Figure record listings

..............................

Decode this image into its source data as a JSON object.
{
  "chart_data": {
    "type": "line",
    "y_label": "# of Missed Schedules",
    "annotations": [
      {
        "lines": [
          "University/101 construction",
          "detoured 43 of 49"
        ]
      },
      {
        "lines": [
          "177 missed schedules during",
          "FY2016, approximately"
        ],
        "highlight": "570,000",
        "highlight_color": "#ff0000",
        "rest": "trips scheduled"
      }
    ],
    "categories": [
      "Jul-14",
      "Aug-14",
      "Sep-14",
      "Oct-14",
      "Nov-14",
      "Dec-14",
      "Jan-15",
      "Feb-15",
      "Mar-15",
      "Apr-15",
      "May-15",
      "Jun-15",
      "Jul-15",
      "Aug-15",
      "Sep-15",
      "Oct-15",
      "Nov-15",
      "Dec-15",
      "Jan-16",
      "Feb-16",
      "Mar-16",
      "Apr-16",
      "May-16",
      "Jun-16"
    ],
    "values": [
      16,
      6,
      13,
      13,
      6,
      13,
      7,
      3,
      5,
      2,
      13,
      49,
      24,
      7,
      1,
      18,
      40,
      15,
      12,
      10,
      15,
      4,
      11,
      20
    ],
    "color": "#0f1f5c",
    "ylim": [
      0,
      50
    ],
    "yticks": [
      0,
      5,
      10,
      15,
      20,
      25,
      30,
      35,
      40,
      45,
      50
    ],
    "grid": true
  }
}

..............................

_Your goal:_
All of the material above needs to be retyped word for word.

_Result of the task:_
Decode this image into its source data as a JSON object.
{
  "chart_data": {
    "type": "line",
    "y_label": "# of Missed Schedules",
    "annotations": [
      {
        "lines": [
          "University/101 construction",
          "detoured 43 of 49"
        ]
      },
      {
        "lines": [
          "177 missed schedules during",
          "FY2016, approximately"
        ],
        "highlight": "570,000",
        "highlight_color": "#ff0000",
        "rest": "trips scheduled"
      }
    ],
    "categories": [
      "Jul-14",
      "Aug-14",
      "Sep-14",
      "Oct-14",
      "Nov-14",
      "Dec-14",
      "Jan-15",
      "Feb-15",
      "Mar-15",
      "Apr-15",
      "May-15",
      "Jun-15",
      "Jul-15",
      "Aug-15",
      "Sep-15",
      "Oct-15",
      "Nov-15",
      "Dec-15",
      "Jan-16",
      "Feb-16",
      "Mar-16",
      "Apr-16",
      "May-16",
      "Jun-16"
    ],
    "values": [
      16,
      6,
      13,
      13,
      6,
      13,
      7,
      3,
      5,
      2,
      13,
      49,
      24,
      7,
      1,
      18,
      40,
      15,
      12,
      10,
      15,
      4,
      11,
      20
    ],
    "color": "#0f1f5c",
    "ylim": [
      0,
      50
    ],
    "yticks": [
      0,
      5,
      10,
      15,
      20,
      25,
      30,
      35,
      40,
      45,
      50
    ],
    "grid": true
  }
}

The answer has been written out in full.